REQUIRED TASK: Output exactly, and only, the stretch of lines beginning at the line with "Convert this screenshot" and ending at the last line of the listing below. Drop the pictures.

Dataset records

..............................

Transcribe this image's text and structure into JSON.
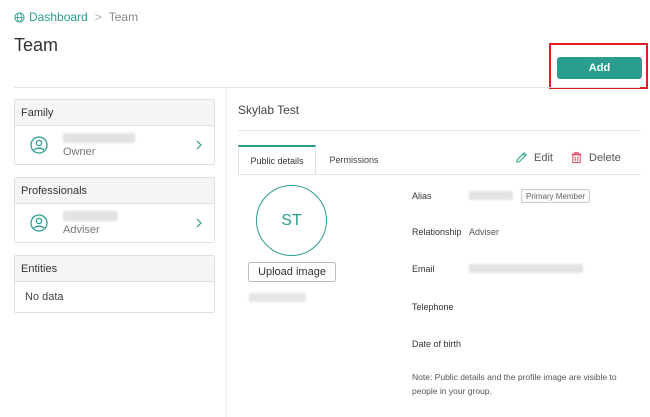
{
  "breadcrumb": {
    "home": "Dashboard",
    "separator": ">",
    "current": "Team"
  },
  "page": {
    "title": "Team"
  },
  "toolbar": {
    "add_label": "Add"
  },
  "sidebar": {
    "family": {
      "header": "Family",
      "role": "Owner"
    },
    "professionals": {
      "header": "Professionals",
      "role": "Adviser"
    },
    "entities": {
      "header": "Entities",
      "empty": "No data"
    }
  },
  "profile": {
    "name": "Skylab Test",
    "initials": "ST",
    "upload_label": "Upload image",
    "tabs": [
      {
        "label": "Public details"
      },
      {
        "label": "Permissions"
      }
    ],
    "actions": {
      "edit": "Edit",
      "delete": "Delete"
    },
    "fields": {
      "alias_label": "Alias",
      "alias_badge": "Primary Member",
      "relationship_label": "Relationship",
      "relationship_value": "Adviser",
      "email_label": "Email",
      "telephone_label": "Telephone",
      "dob_label": "Date of birth"
    },
    "note": "Note: Public details and the profile image are visible to people in your group."
  },
  "colors": {
    "accent": "#2a9d8f",
    "highlight": "#e01b24",
    "danger": "#e0405a"
  }
}
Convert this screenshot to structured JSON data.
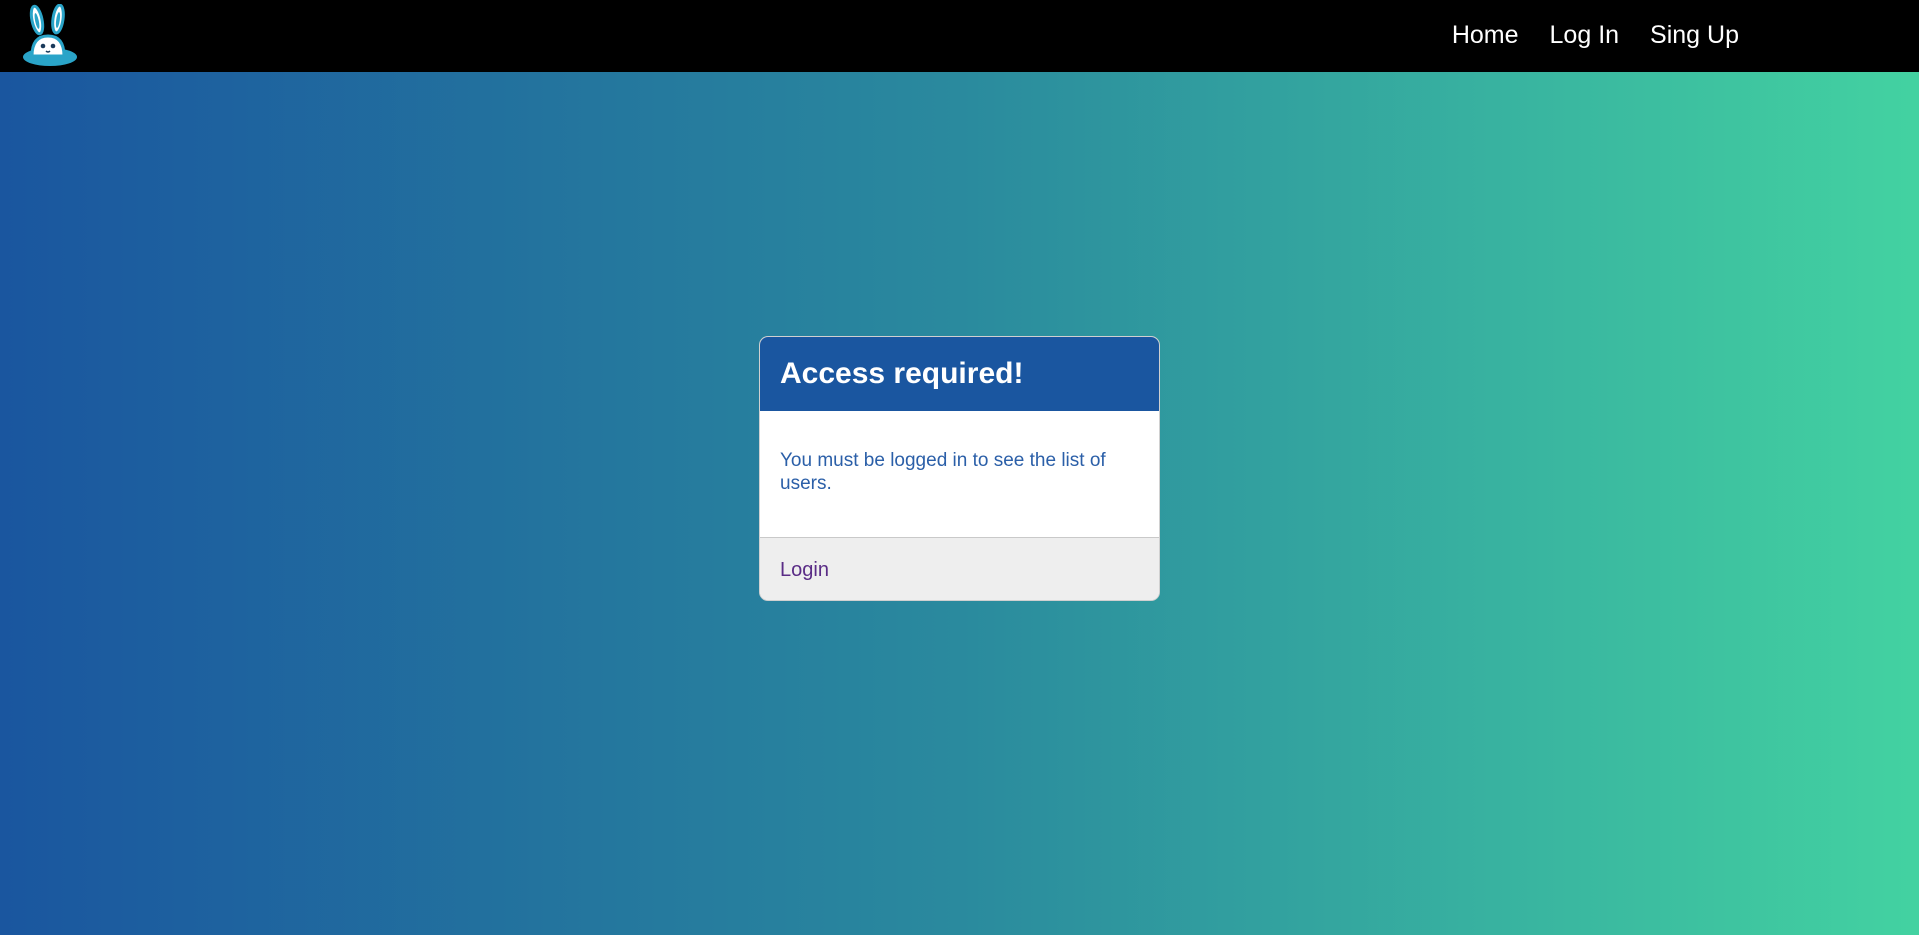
{
  "navbar": {
    "logo_icon": "rabbit-logo-icon",
    "links": [
      {
        "label": "Home"
      },
      {
        "label": "Log In"
      },
      {
        "label": "Sing Up"
      }
    ]
  },
  "card": {
    "title": "Access required!",
    "message": "You must be logged in to see the list of users.",
    "footer_link": "Login"
  },
  "colors": {
    "navbar_bg": "#000000",
    "gradient_start": "#1a569f",
    "gradient_end": "#43d2a1",
    "card_header_bg": "#1a56a0",
    "message_text": "#2b5fa8",
    "footer_bg": "#eeeeee",
    "footer_link": "#5a2c86"
  }
}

..............................

THE REPLY:
Convert this screenshot to structured JSON data.
{
  "navbar": {
    "logo_icon": "rabbit-logo-icon",
    "links": [
      {
        "label": "Home"
      },
      {
        "label": "Log In"
      },
      {
        "label": "Sing Up"
      }
    ]
  },
  "card": {
    "title": "Access required!",
    "message": "You must be logged in to see the list of users.",
    "footer_link": "Login"
  },
  "colors": {
    "navbar_bg": "#000000",
    "gradient_start": "#1a569f",
    "gradient_end": "#43d2a1",
    "card_header_bg": "#1a56a0",
    "message_text": "#2b5fa8",
    "footer_bg": "#eeeeee",
    "footer_link": "#5a2c86"
  }
}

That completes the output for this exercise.